• **WRITTEN INSTRUCTION**
Repeat only the lines below from the one that contains "What text is on this page?" through the final line, exactly. Omit pictures.

• **RECORDS SUPPLIED**
(begin)

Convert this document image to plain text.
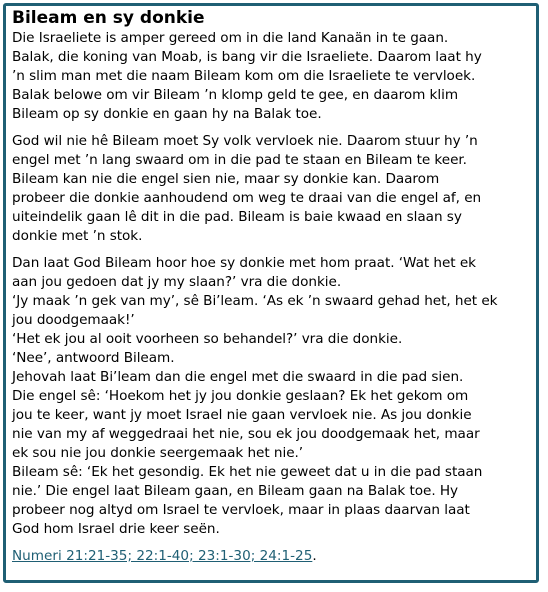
Bileam en sy donkie
Die Israeliete is amper gereed om in die land Kanaän in te gaan.
Balak, die koning van Moab, is bang vir die Israeliete. Daarom laat hy
’n slim man met die naam Bileam kom om die Israeliete te vervloek.
Balak belowe om vir Bileam ’n klomp geld te gee, en daarom klim
Bileam op sy donkie en gaan hy na Balak toe.
God wil nie hê Bileam moet Sy volk vervloek nie. Daarom stuur hy ’n
engel met ’n lang swaard om in die pad te staan en Bileam te keer.
Bileam kan nie die engel sien nie, maar sy donkie kan. Daarom
probeer die donkie aanhoudend om weg te draai van die engel af, en
uiteindelik gaan lê dit in die pad. Bileam is baie kwaad en slaan sy
donkie met ’n stok.
Dan laat God Bileam hoor hoe sy donkie met hom praat. ‘Wat het ek
aan jou gedoen dat jy my slaan?’ vra die donkie.
‘Jy maak ’n gek van my’, sê Bi’leam. ‘As ek ’n swaard gehad het, het ek
jou doodgemaak!’
‘Het ek jou al ooit voorheen so behandel?’ vra die donkie.
‘Nee’, antwoord Bileam.
Jehovah laat Bi’leam dan die engel met die swaard in die pad sien.
Die engel sê: ‘Hoekom het jy jou donkie geslaan? Ek het gekom om
jou te keer, want jy moet Israel nie gaan vervloek nie. As jou donkie
nie van my af weggedraai het nie, sou ek jou doodgemaak het, maar
ek sou nie jou donkie seergemaak het nie.’
Bileam sê: ‘Ek het gesondig. Ek het nie geweet dat u in die pad staan
nie.’ Die engel laat Bileam gaan, en Bileam gaan na Balak toe. Hy
probeer nog altyd om Israel te vervloek, maar in plaas daarvan laat
God hom Israel drie keer seën.
Numeri 21:21-35; 22:1-40; 23:1-30; 24:1-25.
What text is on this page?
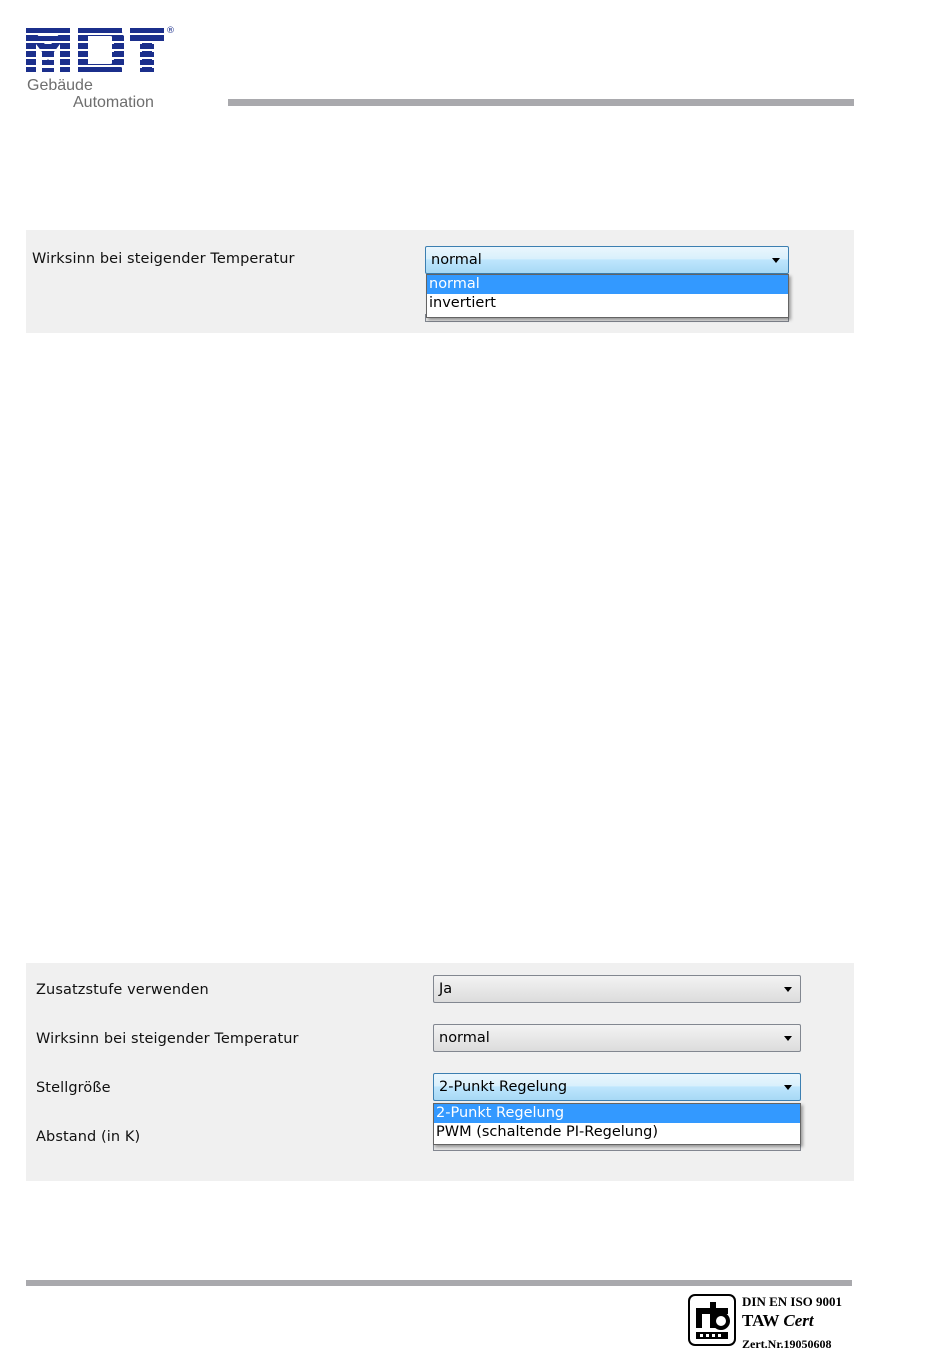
®
Gebäude
Automation
Wirksinn bei steigender Temperatur	normal
normal
invertiert
Zusatzstufe verwenden	Ja
Wirksinn bei steigender Temperatur	normal
Stellgröße	2-Punkt Regelung
Abstand (in K)
2-Punkt Regelung
PWM (schaltende PI-Regelung)
DIN EN ISO 9001
TAW Cert
Zert.Nr.19050608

(end)

• **COMPLETE RESPONSE**
What text is on this page?
®
Gebäude
Automation
Wirksinn bei steigender Temperatur	normal
normal
invertiert
Zusatzstufe verwenden	Ja
Wirksinn bei steigender Temperatur	normal
Stellgröße	2-Punkt Regelung
Abstand (in K)
2-Punkt Regelung
PWM (schaltende PI-Regelung)
DIN EN ISO 9001
TAW Cert
Zert.Nr.19050608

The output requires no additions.